*The request*:
Below are the records; pull every line that includes "travel".

↓↓↓

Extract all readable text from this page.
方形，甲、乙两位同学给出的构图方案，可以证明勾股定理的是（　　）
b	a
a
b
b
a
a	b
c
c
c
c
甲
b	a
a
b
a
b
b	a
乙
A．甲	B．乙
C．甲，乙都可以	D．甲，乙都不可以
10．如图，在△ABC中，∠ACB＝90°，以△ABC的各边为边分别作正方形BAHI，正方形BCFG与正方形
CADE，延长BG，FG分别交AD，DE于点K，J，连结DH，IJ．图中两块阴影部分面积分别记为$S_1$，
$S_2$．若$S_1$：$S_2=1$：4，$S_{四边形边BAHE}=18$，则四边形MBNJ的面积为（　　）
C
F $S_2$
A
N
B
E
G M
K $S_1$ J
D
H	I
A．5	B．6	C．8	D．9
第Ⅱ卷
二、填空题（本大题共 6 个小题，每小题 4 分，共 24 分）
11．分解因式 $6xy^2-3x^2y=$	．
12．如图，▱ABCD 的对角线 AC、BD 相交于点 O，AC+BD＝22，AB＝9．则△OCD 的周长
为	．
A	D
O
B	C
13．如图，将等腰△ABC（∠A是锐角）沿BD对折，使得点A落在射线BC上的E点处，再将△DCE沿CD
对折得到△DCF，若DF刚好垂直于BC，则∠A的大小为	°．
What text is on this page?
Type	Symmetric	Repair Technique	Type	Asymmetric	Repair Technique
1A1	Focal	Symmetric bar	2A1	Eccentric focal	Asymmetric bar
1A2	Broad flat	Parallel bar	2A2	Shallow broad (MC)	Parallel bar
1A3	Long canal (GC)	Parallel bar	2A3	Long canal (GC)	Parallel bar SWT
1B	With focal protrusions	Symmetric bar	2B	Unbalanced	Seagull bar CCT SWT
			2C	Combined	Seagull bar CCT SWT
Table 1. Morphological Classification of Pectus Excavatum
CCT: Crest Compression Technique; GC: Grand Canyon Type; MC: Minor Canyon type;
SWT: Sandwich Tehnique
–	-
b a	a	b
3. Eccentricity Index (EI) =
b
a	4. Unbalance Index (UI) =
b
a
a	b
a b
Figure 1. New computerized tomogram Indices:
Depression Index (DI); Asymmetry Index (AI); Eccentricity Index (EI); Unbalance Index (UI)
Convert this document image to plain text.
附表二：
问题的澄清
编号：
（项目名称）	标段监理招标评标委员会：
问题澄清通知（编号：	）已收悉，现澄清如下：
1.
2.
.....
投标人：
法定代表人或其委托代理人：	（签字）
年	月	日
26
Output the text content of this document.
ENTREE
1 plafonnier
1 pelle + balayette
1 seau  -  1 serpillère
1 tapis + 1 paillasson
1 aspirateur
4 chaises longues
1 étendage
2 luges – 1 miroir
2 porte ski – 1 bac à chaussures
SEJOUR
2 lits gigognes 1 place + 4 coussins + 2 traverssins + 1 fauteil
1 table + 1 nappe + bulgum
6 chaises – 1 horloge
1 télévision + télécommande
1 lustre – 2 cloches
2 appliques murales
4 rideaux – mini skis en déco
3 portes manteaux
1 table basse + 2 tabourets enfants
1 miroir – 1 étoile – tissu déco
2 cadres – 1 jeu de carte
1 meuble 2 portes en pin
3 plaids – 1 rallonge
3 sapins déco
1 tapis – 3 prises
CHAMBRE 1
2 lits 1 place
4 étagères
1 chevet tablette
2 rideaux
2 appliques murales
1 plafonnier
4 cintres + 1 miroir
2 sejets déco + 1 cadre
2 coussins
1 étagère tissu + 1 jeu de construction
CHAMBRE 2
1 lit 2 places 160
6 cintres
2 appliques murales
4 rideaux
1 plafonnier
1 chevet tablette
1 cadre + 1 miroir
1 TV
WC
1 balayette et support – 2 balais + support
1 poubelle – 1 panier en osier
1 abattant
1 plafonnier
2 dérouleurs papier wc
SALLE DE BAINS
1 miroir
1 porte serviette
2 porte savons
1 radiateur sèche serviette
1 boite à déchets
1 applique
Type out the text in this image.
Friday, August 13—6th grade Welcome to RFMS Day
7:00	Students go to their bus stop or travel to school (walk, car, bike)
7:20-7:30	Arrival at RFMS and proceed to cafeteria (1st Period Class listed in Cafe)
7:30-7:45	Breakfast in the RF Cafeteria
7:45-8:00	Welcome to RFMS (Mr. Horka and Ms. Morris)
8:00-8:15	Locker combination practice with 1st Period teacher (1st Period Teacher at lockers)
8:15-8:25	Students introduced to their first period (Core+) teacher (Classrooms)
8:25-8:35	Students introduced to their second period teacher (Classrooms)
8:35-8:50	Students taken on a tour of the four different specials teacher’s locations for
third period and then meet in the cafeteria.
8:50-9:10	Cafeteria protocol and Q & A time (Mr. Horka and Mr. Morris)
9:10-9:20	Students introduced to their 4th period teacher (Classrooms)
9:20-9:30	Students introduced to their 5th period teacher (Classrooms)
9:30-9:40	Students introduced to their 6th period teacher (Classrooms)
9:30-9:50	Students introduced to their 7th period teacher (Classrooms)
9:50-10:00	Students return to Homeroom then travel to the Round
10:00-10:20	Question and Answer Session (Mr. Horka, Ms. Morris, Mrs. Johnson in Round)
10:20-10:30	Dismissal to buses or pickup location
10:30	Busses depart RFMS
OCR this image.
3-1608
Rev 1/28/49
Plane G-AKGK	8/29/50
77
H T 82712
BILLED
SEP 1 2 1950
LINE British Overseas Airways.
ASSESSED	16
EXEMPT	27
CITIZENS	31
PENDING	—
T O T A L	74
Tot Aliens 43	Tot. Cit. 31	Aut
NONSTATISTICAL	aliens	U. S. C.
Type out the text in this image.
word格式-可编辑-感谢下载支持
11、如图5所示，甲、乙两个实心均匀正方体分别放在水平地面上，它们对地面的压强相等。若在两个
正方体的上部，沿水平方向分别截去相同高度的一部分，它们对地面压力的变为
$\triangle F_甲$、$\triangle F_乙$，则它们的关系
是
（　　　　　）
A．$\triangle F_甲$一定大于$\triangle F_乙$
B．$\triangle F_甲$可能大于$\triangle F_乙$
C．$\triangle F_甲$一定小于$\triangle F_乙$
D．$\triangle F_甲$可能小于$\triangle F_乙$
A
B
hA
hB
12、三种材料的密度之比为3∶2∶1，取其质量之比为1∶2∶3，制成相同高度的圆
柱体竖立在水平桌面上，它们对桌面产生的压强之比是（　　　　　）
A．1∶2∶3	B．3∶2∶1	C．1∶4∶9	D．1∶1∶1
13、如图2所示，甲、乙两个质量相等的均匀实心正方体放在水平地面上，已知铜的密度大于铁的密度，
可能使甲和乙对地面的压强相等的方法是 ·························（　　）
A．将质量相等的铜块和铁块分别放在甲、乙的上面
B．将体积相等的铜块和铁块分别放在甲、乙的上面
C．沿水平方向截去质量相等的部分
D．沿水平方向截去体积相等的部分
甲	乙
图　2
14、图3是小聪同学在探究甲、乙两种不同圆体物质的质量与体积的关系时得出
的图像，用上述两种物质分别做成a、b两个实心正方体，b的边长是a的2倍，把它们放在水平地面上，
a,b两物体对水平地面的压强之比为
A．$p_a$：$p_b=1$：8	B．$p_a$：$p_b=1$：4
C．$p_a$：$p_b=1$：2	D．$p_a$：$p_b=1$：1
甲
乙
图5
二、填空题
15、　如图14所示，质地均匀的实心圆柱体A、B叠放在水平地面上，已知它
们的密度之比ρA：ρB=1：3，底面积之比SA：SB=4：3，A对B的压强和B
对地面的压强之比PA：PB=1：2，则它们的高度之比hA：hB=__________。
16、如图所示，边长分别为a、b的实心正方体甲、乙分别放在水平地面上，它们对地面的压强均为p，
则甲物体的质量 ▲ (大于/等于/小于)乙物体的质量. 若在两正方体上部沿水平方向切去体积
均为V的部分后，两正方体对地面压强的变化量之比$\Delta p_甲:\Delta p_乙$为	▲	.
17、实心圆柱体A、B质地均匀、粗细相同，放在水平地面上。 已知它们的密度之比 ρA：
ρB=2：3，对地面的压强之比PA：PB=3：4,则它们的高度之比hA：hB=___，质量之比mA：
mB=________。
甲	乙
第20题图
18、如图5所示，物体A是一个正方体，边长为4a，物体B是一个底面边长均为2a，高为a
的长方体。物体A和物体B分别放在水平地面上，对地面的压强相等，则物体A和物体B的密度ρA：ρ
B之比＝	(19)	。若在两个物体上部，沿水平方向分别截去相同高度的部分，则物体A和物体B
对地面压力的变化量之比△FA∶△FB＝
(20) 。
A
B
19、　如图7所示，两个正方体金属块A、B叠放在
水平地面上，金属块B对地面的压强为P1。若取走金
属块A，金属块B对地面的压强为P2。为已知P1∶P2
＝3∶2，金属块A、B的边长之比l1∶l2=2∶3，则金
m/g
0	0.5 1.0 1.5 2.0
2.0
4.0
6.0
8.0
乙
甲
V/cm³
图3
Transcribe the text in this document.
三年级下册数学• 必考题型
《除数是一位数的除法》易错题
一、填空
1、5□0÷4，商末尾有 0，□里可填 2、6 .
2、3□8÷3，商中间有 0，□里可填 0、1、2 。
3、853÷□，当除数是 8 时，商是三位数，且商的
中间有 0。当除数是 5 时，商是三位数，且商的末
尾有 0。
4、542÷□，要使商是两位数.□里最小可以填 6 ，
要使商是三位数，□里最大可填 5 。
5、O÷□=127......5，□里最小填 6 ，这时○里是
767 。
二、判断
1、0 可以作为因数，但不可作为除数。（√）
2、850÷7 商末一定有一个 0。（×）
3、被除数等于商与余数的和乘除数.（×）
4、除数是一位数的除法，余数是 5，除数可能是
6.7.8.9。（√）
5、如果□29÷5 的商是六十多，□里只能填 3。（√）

↑↑↑

*The answer*:
7:00	Students go to their bus stop or travel to school (walk, car, bike)
9:50-10:00	Students return to Homeroom then travel to the Round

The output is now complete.